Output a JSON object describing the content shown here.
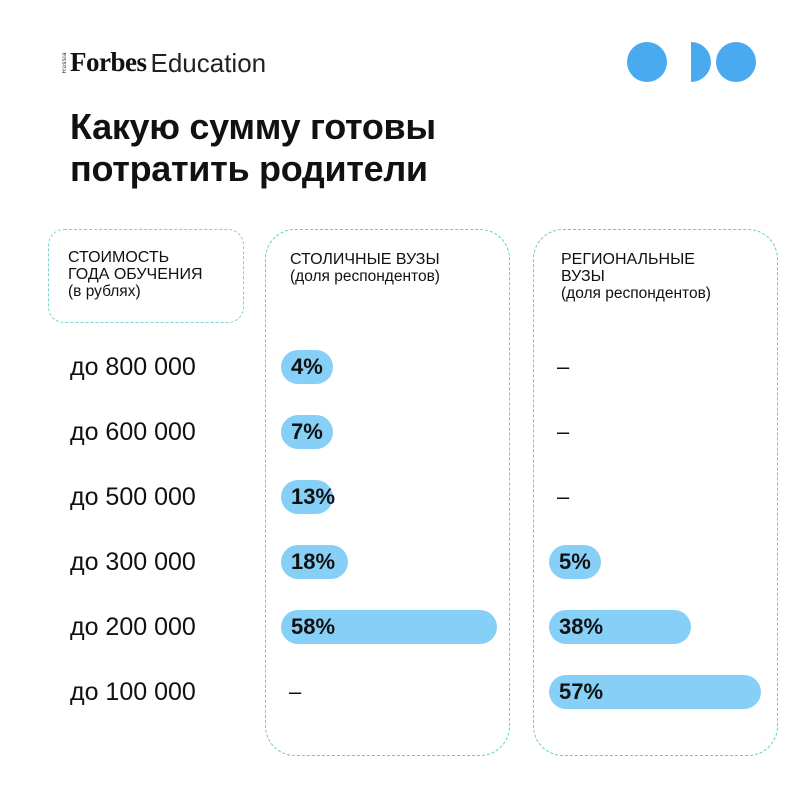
{
  "logo": {
    "tag": "Russia",
    "brand": "Forbes",
    "section": "Education"
  },
  "title": {
    "line1": "Какую сумму готовы",
    "line2": "потратить родители"
  },
  "colors": {
    "bar": "#86cff7",
    "dots": "#4aaaf0",
    "frame": "#5fcfc7"
  },
  "headers": {
    "cost": {
      "line1": "СТОИМОСТЬ",
      "line2": "ГОДА ОБУЧЕНИЯ",
      "sub": "(в рублях)"
    },
    "capital": {
      "line1": "СТОЛИЧНЫЕ ВУЗЫ",
      "sub": "(доля респондентов)"
    },
    "regional": {
      "line1": "РЕГИОНАЛЬНЫЕ",
      "line2": "ВУЗЫ",
      "sub": "(доля респондентов)"
    }
  },
  "chart_data": {
    "type": "bar",
    "categories": [
      "до 800 000",
      "до 600 000",
      "до 500 000",
      "до 300 000",
      "до 200 000",
      "до 100 000"
    ],
    "series": [
      {
        "name": "СТОЛИЧНЫЕ ВУЗЫ",
        "values": [
          4,
          7,
          13,
          18,
          58,
          null
        ],
        "labels": [
          "4%",
          "7%",
          "13%",
          "18%",
          "58%",
          "–"
        ]
      },
      {
        "name": "РЕГИОНАЛЬНЫЕ ВУЗЫ",
        "values": [
          null,
          null,
          null,
          5,
          38,
          57
        ],
        "labels": [
          "–",
          "–",
          "–",
          "5%",
          "38%",
          "57%"
        ]
      }
    ],
    "title": "Какую сумму готовы потратить родители",
    "unit": "%"
  }
}
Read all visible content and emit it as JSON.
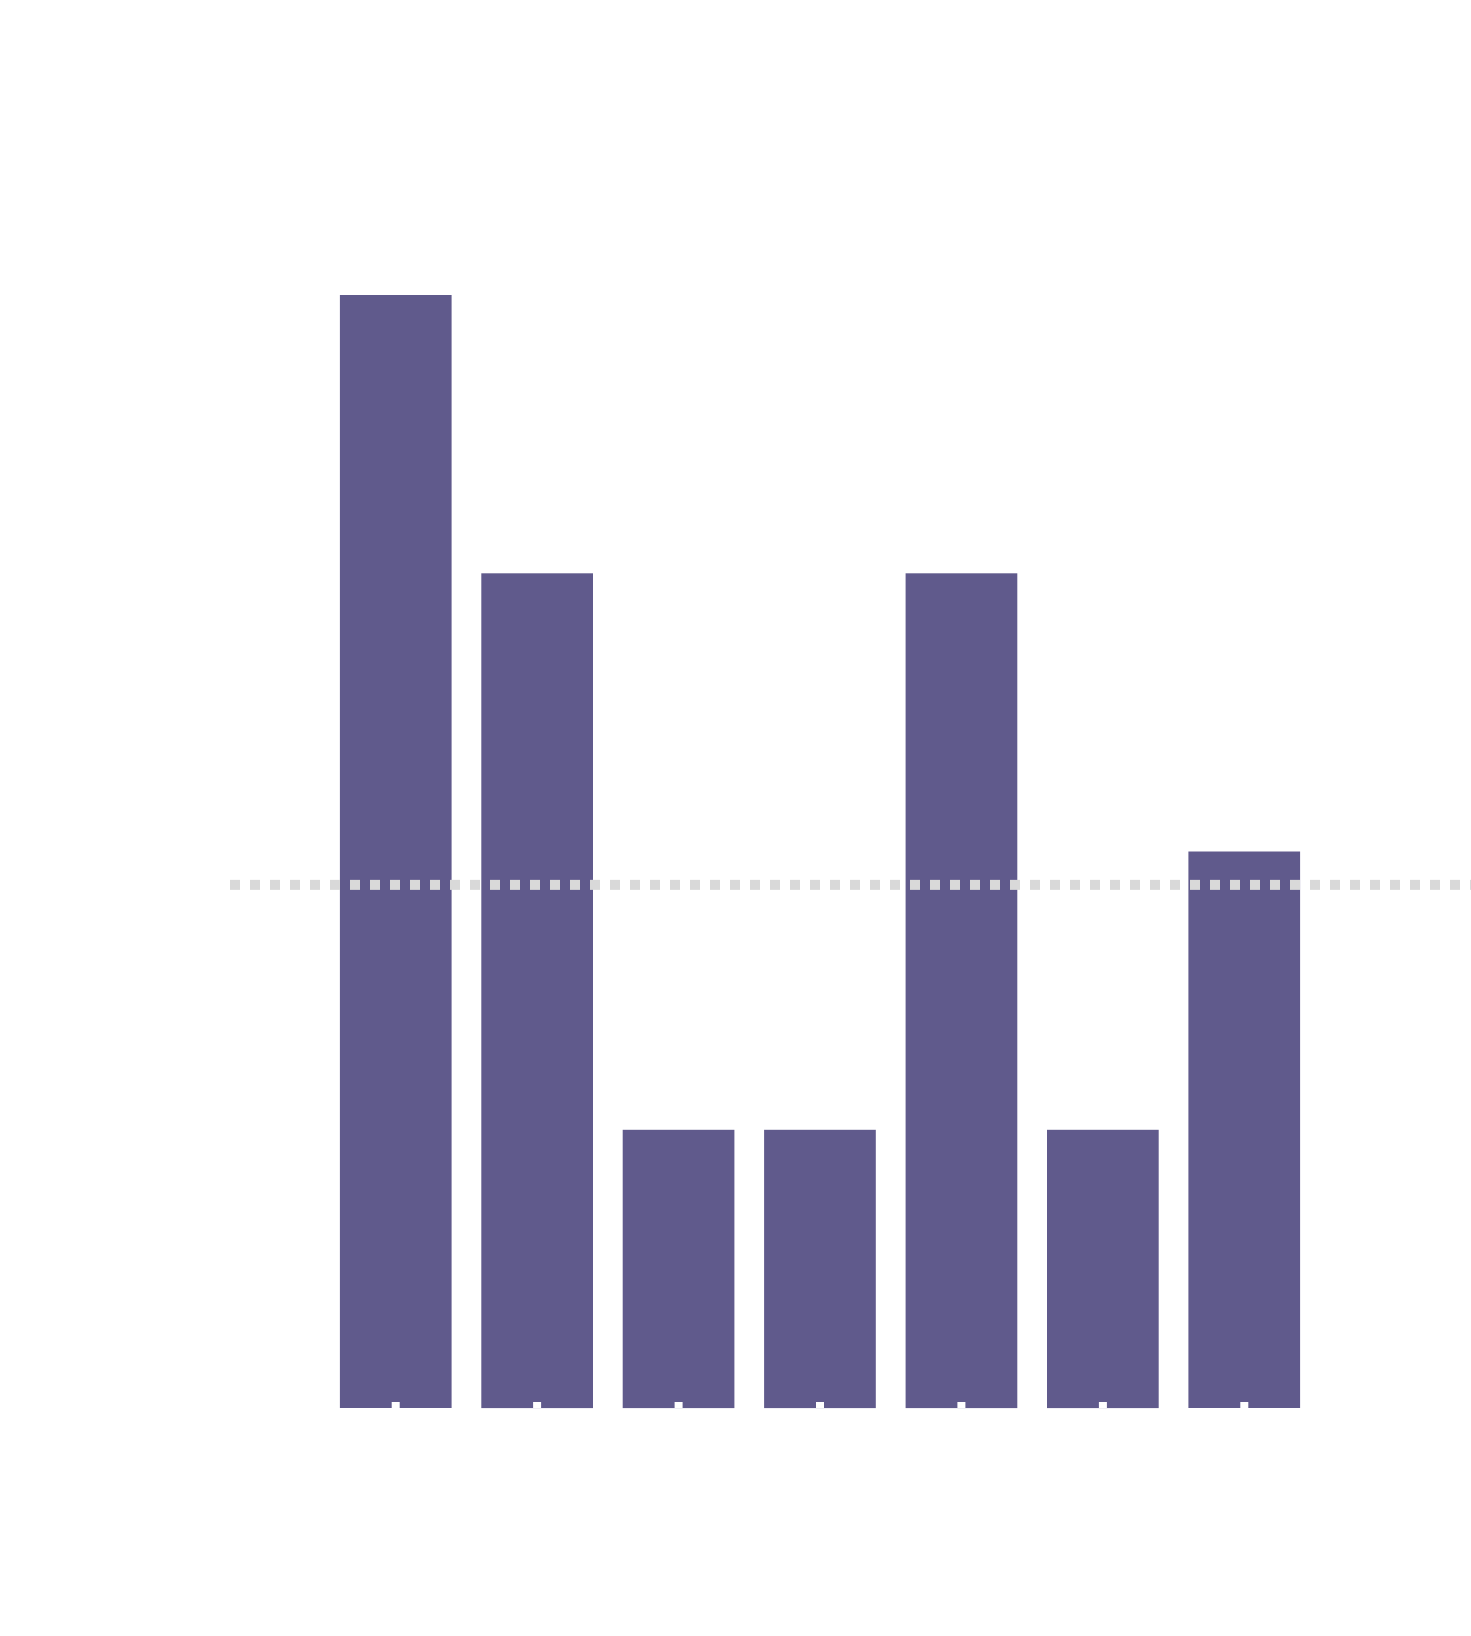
{
  "chart_data": {
    "type": "bar",
    "categories": [
      "",
      "",
      "",
      "",
      "",
      "",
      ""
    ],
    "values": [
      4,
      3,
      1,
      1,
      3,
      1,
      2
    ],
    "ylim": [
      0,
      4
    ],
    "reference_line": {
      "value": 1.88,
      "style": "dotted"
    },
    "grid": false,
    "legend": "none",
    "colors": {
      "bar": "#605a8c",
      "reference_line": "#d9d9d9",
      "background": "#ffffff"
    }
  }
}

========

Reproduce the lines from the line with "Read all visible content and emit it as JSON." through the last line of the entries exactly, including both ends and excluding pictures.

Read all visible content and emit it as JSON.
{
  "chart_data": {
    "type": "bar",
    "categories": [
      "",
      "",
      "",
      "",
      "",
      "",
      ""
    ],
    "values": [
      4,
      3,
      1,
      1,
      3,
      1,
      2
    ],
    "ylim": [
      0,
      4
    ],
    "reference_line": {
      "value": 1.88,
      "style": "dotted"
    },
    "grid": false,
    "legend": "none",
    "colors": {
      "bar": "#605a8c",
      "reference_line": "#d9d9d9",
      "background": "#ffffff"
    }
  }
}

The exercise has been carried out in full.